## [Instrucción dada 1]
Según el fragmento sobre la Masonería en Ecuador, ¿quién entregó la banda presidencial a Vicente Rocafuerte?
==== Fragmento citado
El conflicto político-religioso alrededor del Patronato Estatal cubriría prácticamente todo el siglo XIX y comienzos del siglo XX.  Y, en sus diversas etapas, los masones ecuatorianos actuarían siempre como defensores de la soberanía nacional y el interés público, que hallaban simbolizados en esta institución jurídica.

 

Así, el gobierno de Vicente Rocafuerte sostuvo con firmeza este principio y se respaldó en él para sancionar los excesos políticos de la Iglesia y para secularizar el antiguo colegio dominicano de San Fernando.

 

Posteriormente, en la Convención Nacional de 1845, volvió a debatirse este tema, actuando como defensor de los intereses eclesiásticos el diputado y canónigo cuencano Villamagán 4 y como defensor de la soberanía republicana el doctor Pedro Moncayo, diputado por Imbabura."5

Cuestión importante a reivindicar es que la Masonería, institución fundamentalmente educativa, le dio a la política republicana un horizonte ético y un cuerpo de principios ideológicos, superando así el ruin nivel impuesto por los apetitos oligárquicos y los intereses caudillistas.

En una república naciente, donde los únicos actores de la vida política eran las oligarquías regionales, se volvió urgente iniciar la educación del pueblo soberano, para que algún día éste pudiera reivindicar sus derechos y conocer debidamente sus deberes.

 

De ahí que la Masonería se preocupó por educar en sus templos a una nueva elite intelectual y política, que fuera capaz de consolidar el proyecto republicano y de llevar a la práctica sus ideales de Libertad, Igualdad y Fraternidad. 

 

Y como parte esencial de esa tarea educativa, enseñó a sus adeptos el principio de que el ejercicio del poder no es un lucro ni una prebenda, sino un servicio público que debe ser ejercido con responsabilidad.

 

Buen ejemplo de ello fueron las admonitorias palabras con que José Joaquín Olmedo, Presidente de la Convención Nacional de 1835, entregó la banda presidencial a su hermano masón Vicente Rocafuerte, elegido Presidente de la República: "El poder público no es una propiedad que se adquiere, no es un fuero, no es un premio que la nación concede; es una carga honrosa y grave, es una confianza grande y terrible que lleva consigo grandes y terribles obligaciones..."

Otras enseñanzas inculcadas por la Masonería a sus adeptos, siguiendo los preceptos de su antigua tradición educativa, fueron las referidas a la tolerancia religiosa, la libertad de cultos y el libre pensamiento.
========
==== Información mostrada
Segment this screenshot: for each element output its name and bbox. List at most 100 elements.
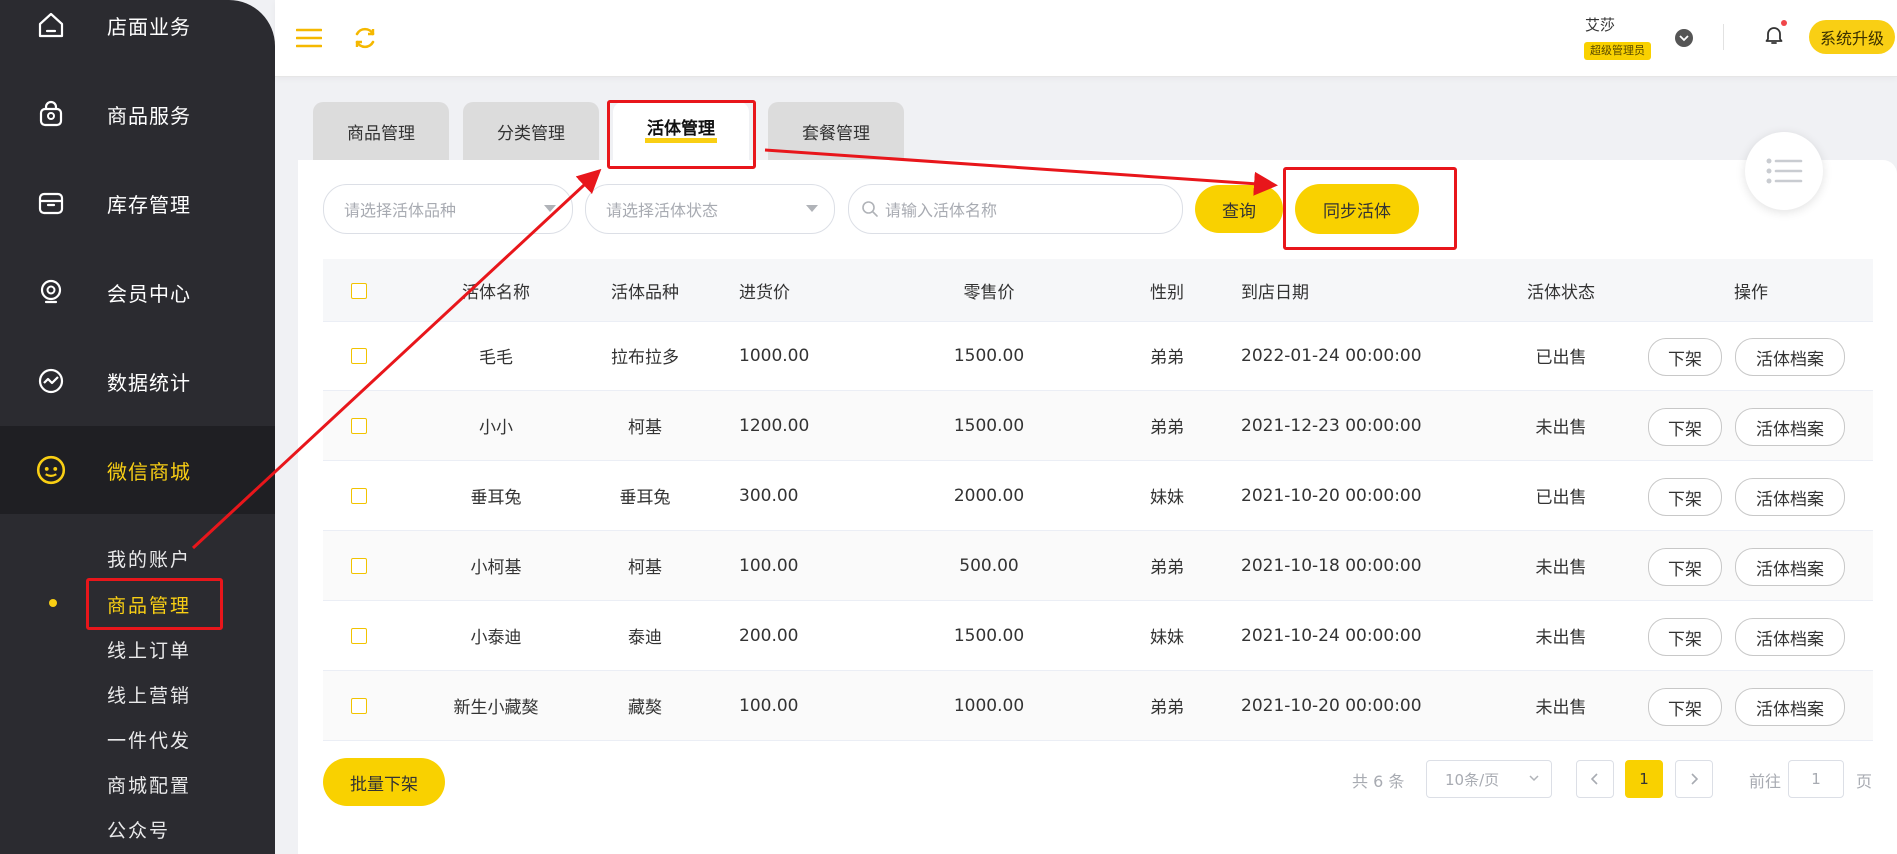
goto-page-input[interactable]: 1 xyxy=(1788,760,1844,798)
cell-breed: 柯基 xyxy=(628,558,662,578)
cell-breed: 泰迪 xyxy=(628,628,662,648)
page-size-value: 10条/页 xyxy=(1445,770,1500,789)
breed-select[interactable]: 请选择活体品种 xyxy=(323,184,573,234)
page-size-select[interactable]: 10条/页 xyxy=(1426,760,1552,798)
sidebar-item-inventory[interactable]: 库存管理 xyxy=(0,159,275,247)
cell-name: 小小 xyxy=(479,418,513,438)
off-shelf-button[interactable]: 下架 xyxy=(1648,618,1722,656)
cell-arrival-date: 2021-10-20 00:00:00 xyxy=(1241,695,1422,716)
cell-status: 未出售 xyxy=(1535,558,1587,578)
tab-category-management[interactable]: 分类管理 xyxy=(463,102,599,160)
cell-gender: 弟弟 xyxy=(1150,348,1184,368)
menu-toggle-button[interactable] xyxy=(295,24,323,52)
cell-cost-price: 300.00 xyxy=(739,485,799,506)
sidebar-item-label: 微信商城 xyxy=(107,459,191,484)
batch-off-shelf-button[interactable]: 批量下架 xyxy=(323,758,445,806)
home-icon xyxy=(34,8,68,42)
cell-arrival-date: 2021-10-20 00:00:00 xyxy=(1241,485,1422,506)
off-shelf-button[interactable]: 下架 xyxy=(1648,478,1722,516)
subnav-mall-config[interactable]: 商城配置 xyxy=(107,771,191,798)
sidebar-item-label: 商品服务 xyxy=(107,103,191,128)
row-checkbox[interactable] xyxy=(351,698,367,714)
off-shelf-button[interactable]: 下架 xyxy=(1648,338,1722,376)
off-shelf-button[interactable]: 下架 xyxy=(1648,408,1722,446)
sidebar-item-wechat-mall[interactable]: 微信商城 xyxy=(0,426,275,514)
user-menu-dropdown[interactable] xyxy=(1675,29,1693,47)
subnav-dropshipping[interactable]: 一件代发 xyxy=(107,726,191,753)
select-all-checkbox[interactable] xyxy=(351,283,367,299)
off-shelf-button[interactable]: 下架 xyxy=(1648,688,1722,726)
cell-name: 小柯基 xyxy=(470,558,522,578)
row-checkbox[interactable] xyxy=(351,628,367,644)
refresh-button[interactable] xyxy=(351,24,379,52)
cell-cost-price: 1000.00 xyxy=(739,345,810,366)
table-row: 小小 柯基 1200.00 1500.00 弟弟 2021-12-23 00:0… xyxy=(323,391,1873,461)
search-placeholder: 请输入活体名称 xyxy=(885,201,998,220)
cell-gender: 弟弟 xyxy=(1150,418,1184,438)
sidebar-item-member[interactable]: 会员中心 xyxy=(0,248,275,336)
archive-button[interactable]: 活体档案 xyxy=(1735,338,1845,376)
cell-arrival-date: 2021-12-23 00:00:00 xyxy=(1241,415,1422,436)
cell-retail-price: 1000.00 xyxy=(953,695,1025,716)
cell-status: 已出售 xyxy=(1535,488,1587,508)
archive-button[interactable]: 活体档案 xyxy=(1735,408,1845,446)
breed-select-placeholder: 请选择活体品种 xyxy=(344,201,457,220)
goto-label: 前往 xyxy=(1749,772,1782,791)
sidebar-item-label: 数据统计 xyxy=(107,370,191,395)
next-page-button[interactable] xyxy=(1675,760,1713,798)
prev-page-button[interactable] xyxy=(1576,760,1614,798)
sidebar-item-store[interactable]: 店面业务 xyxy=(0,0,275,69)
subnav-product-management[interactable]: 商品管理 xyxy=(107,591,191,618)
cell-retail-price: 1500.00 xyxy=(953,625,1025,646)
inventory-box-icon xyxy=(34,186,68,220)
list-view-button[interactable] xyxy=(1745,132,1823,210)
sidebar-item-statistics[interactable]: 数据统计 xyxy=(0,337,275,425)
subnav-official-account[interactable]: 公众号 xyxy=(107,816,170,843)
archive-button[interactable]: 活体档案 xyxy=(1735,688,1845,726)
query-button[interactable]: 查询 xyxy=(1195,185,1283,233)
sync-live-animal-button[interactable]: 同步活体 xyxy=(1295,184,1419,234)
refresh-icon xyxy=(355,27,375,49)
tab-package-management[interactable]: 套餐管理 xyxy=(768,102,904,160)
table-row: 小泰迪 泰迪 200.00 1500.00 妹妹 2021-10-24 00:0… xyxy=(323,601,1873,671)
tab-live-animal-management[interactable]: 活体管理 xyxy=(613,102,749,160)
cell-gender: 弟弟 xyxy=(1150,558,1184,578)
row-checkbox[interactable] xyxy=(351,558,367,574)
subnav-my-account[interactable]: 我的账户 xyxy=(107,545,191,572)
hamburger-icon xyxy=(296,28,322,48)
sidebar-item-label: 会员中心 xyxy=(107,281,191,306)
row-checkbox[interactable] xyxy=(351,488,367,504)
table-header-row: 活体名称 活体品种 进货价 零售价 性别 到店日期 活体状态 操作 xyxy=(323,259,1873,322)
status-select[interactable]: 请选择活体状态 xyxy=(585,184,835,234)
page-unit-label: 页 xyxy=(1856,772,1873,791)
system-upgrade-button[interactable]: 系统升级 xyxy=(1809,20,1895,54)
user-name: 艾莎 xyxy=(1585,16,1616,34)
archive-button[interactable]: 活体档案 xyxy=(1735,618,1845,656)
cell-retail-price: 2000.00 xyxy=(953,485,1025,506)
row-checkbox[interactable] xyxy=(351,348,367,364)
cell-breed: 藏獒 xyxy=(628,698,662,718)
top-header: 艾莎 超级管理员 系统升级 xyxy=(275,0,1897,77)
page-number-current[interactable]: 1 xyxy=(1625,760,1663,798)
off-shelf-button[interactable]: 下架 xyxy=(1648,548,1722,586)
member-icon xyxy=(34,275,68,309)
user-role-badge: 超级管理员 xyxy=(1584,42,1651,60)
subnav-online-orders[interactable]: 线上订单 xyxy=(107,636,191,663)
archive-button[interactable]: 活体档案 xyxy=(1735,478,1845,516)
tab-label: 分类管理 xyxy=(497,123,565,144)
table-row: 垂耳兔 垂耳兔 300.00 2000.00 妹妹 2021-10-20 00:… xyxy=(323,461,1873,531)
cell-retail-price: 1500.00 xyxy=(953,415,1025,436)
subnav-online-marketing[interactable]: 线上营销 xyxy=(107,681,191,708)
name-search-input[interactable]: 请输入活体名称 xyxy=(848,184,1183,234)
cell-cost-price: 100.00 xyxy=(739,555,799,576)
bell-icon xyxy=(1765,27,1783,44)
sidebar-item-goods-service[interactable]: 商品服务 xyxy=(0,70,275,158)
archive-button[interactable]: 活体档案 xyxy=(1735,548,1845,586)
cell-arrival-date: 2021-10-18 00:00:00 xyxy=(1241,555,1422,576)
search-icon xyxy=(862,201,878,217)
cell-breed: 柯基 xyxy=(628,418,662,438)
row-checkbox[interactable] xyxy=(351,418,367,434)
cell-name: 垂耳兔 xyxy=(470,488,522,508)
cell-breed: 垂耳兔 xyxy=(619,488,671,508)
tab-product-management[interactable]: 商品管理 xyxy=(313,102,449,160)
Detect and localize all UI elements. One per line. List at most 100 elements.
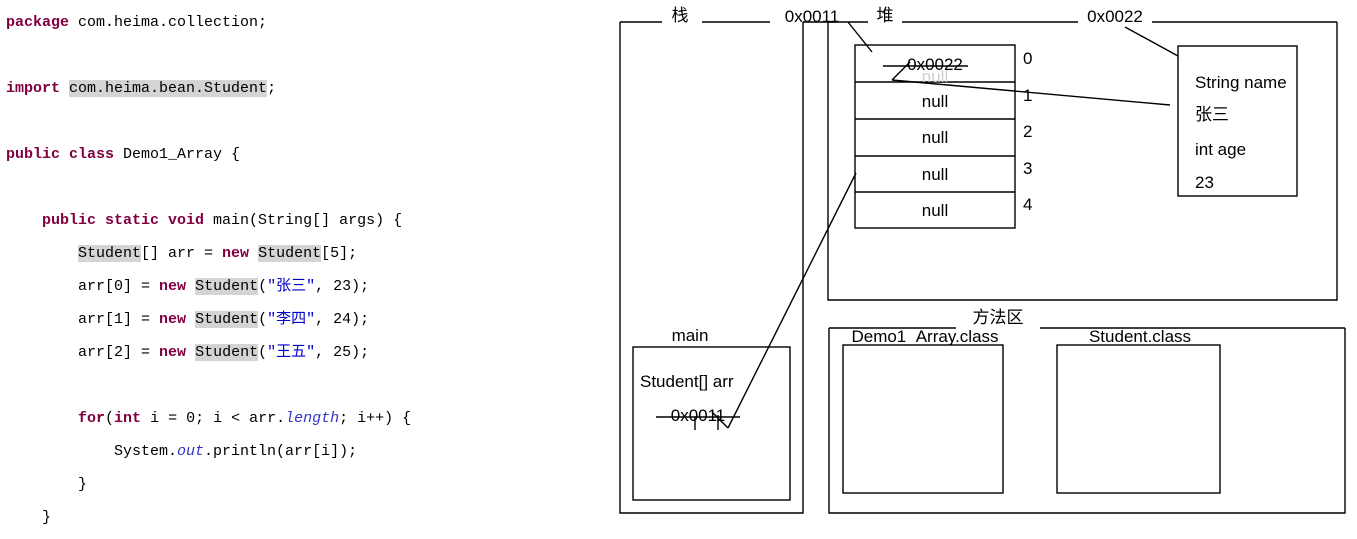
code-line: for(int i = 0; i < arr.length; i++) {: [6, 402, 600, 435]
code-token-highlighted: Student: [258, 245, 322, 262]
code-token: int: [114, 410, 142, 427]
code-token-highlighted: Student: [195, 278, 259, 295]
stack-pointer-label: 0x0011: [784, 7, 840, 26]
code-line: }: [6, 501, 600, 534]
code-token: System.: [6, 443, 178, 460]
object-field-name-type: String name: [1195, 73, 1287, 92]
student-class-label: Student.class: [1088, 327, 1192, 346]
stack-area-title: 栈: [671, 6, 689, 26]
code-token: for: [78, 410, 106, 427]
array-cell-value: null: [921, 91, 949, 111]
jvm-memory-diagram-screenshot: package com.heima.collection; import com…: [0, 0, 1357, 539]
code-line: }: [6, 468, 600, 501]
code-token: "李四": [267, 311, 316, 328]
code-token: arr[2] =: [6, 344, 160, 361]
array-index-label: 0: [1023, 49, 1033, 68]
code-token: import: [6, 80, 61, 97]
code-line: import com.heima.bean.Student;: [6, 72, 600, 105]
array-cell-erased-value: null: [921, 67, 949, 86]
code-token-highlighted: Student: [195, 311, 259, 328]
array-index-label: 4: [1023, 195, 1033, 215]
code-token: .println(arr[i]);: [204, 443, 358, 460]
code-token: }: [6, 509, 52, 526]
code-token: [5];: [321, 245, 358, 262]
code-token: new: [159, 311, 187, 328]
main-frame-variable-value: 0x0011: [670, 406, 726, 425]
code-line: public class Demo1_Array {: [6, 138, 600, 171]
memory-model-diagram: 栈 0x0011 main Student[] arr 0x0011 堆 0x0…: [600, 0, 1357, 539]
demo1-array-class-box: [842, 344, 1004, 494]
stack-pointer-label-arrow: [847, 21, 873, 53]
code-line: arr[2] = new Student("王五", 25);: [6, 336, 600, 369]
code-token: new: [159, 278, 187, 295]
object-field-age-type: int age: [1195, 140, 1247, 159]
array-index-label: 3: [1023, 158, 1033, 178]
code-token: , 23);: [315, 278, 370, 295]
code-token: length: [285, 410, 340, 427]
code-token: }: [6, 476, 88, 493]
code-token-highlighted: Student: [195, 344, 259, 361]
main-frame-variable-type: Student[] arr: [640, 372, 734, 391]
code-token: out: [177, 443, 205, 460]
code-line: Student[] arr = new Student[5];: [6, 237, 600, 270]
heap-area-title: 堆: [876, 6, 894, 26]
code-token-highlighted: Student: [78, 245, 142, 262]
object-field-name-value: 张三: [1195, 105, 1229, 125]
code-token: arr[1] =: [6, 311, 160, 328]
code-token: "王五": [267, 344, 316, 361]
code-line: public static void main(String[] args) {: [6, 204, 600, 237]
code-token: [] arr =: [141, 245, 223, 262]
code-token: main(String[] args) {: [204, 212, 403, 229]
code-token: new: [159, 344, 187, 361]
code-token: i = 0; i < arr.: [141, 410, 286, 427]
code-token: public class: [6, 146, 115, 163]
code-token: "张三": [267, 278, 316, 295]
array-index-label: 1: [1023, 85, 1033, 105]
code-token: com.heima.collection;: [69, 14, 268, 31]
array-cell-value: null: [921, 164, 949, 184]
code-listing: package com.heima.collection; import com…: [6, 6, 600, 539]
object-field-age-value: 23: [1195, 173, 1214, 192]
array-cell-value: null: [921, 128, 949, 148]
method-area-title: 方法区: [972, 308, 1024, 328]
code-line: package com.heima.collection;: [6, 6, 600, 39]
code-line: System.out.println(arr[i]);: [6, 435, 600, 468]
code-token: (: [258, 278, 268, 295]
code-token: (: [258, 344, 268, 361]
code-token: ; i++) {: [339, 410, 412, 427]
code-token: public static void: [42, 212, 205, 229]
code-token: (: [258, 311, 268, 328]
code-token: package: [6, 14, 70, 31]
java-code-pane: package com.heima.collection; import com…: [0, 0, 600, 539]
heap-pointer-label-arrow: [1124, 26, 1179, 57]
code-token-highlighted: com.heima.bean.Student: [69, 80, 268, 97]
code-token: Demo1_Array {: [114, 146, 241, 163]
code-token: (: [105, 410, 115, 427]
code-line: arr[0] = new Student("张三", 23);: [6, 270, 600, 303]
code-line: arr[1] = new Student("李四", 24);: [6, 303, 600, 336]
method-area-outline: [828, 328, 1346, 514]
array-index-label: 2: [1023, 122, 1033, 142]
code-token: , 24);: [315, 311, 370, 328]
code-token: ;: [267, 80, 277, 97]
heap-pointer-label: 0x0022: [1087, 7, 1143, 26]
student-class-box: [1056, 344, 1221, 494]
code-token: arr[0] =: [6, 278, 160, 295]
heap-box-outline: [827, 22, 1338, 301]
code-token: , 25);: [315, 344, 370, 361]
demo1-array-class-label: Demo1_Array.class: [851, 327, 999, 346]
code-token: new: [222, 245, 250, 262]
========
## [Instrucción dada 2]
Devuelve sin cambios las líneas de los registros desde la que contiene "code-line: for(int i" hasta la que contiene "student-class-label: Student.class: [1088, 327, 1192, 346]", ambas incluidas.

## [Respuesta desarrollada 1]
José Joaquín Olmedo, Presidente de la Convención Nacional de 1835.

## [Respuesta desarrollada 2]
code-line: for(int i = 0; i < arr.length; i++) {: [6, 402, 600, 435]
code-token-highlighted: Student: [258, 245, 322, 262]
code-token: int: [114, 410, 142, 427]
code-token-highlighted: Student: [195, 278, 259, 295]
stack-pointer-label: 0x0011: [784, 7, 840, 26]
code-line: }: [6, 501, 600, 534]
code-token: System.: [6, 443, 178, 460]
object-field-name-type: String name: [1195, 73, 1287, 92]
student-class-label: Student.class: [1088, 327, 1192, 346]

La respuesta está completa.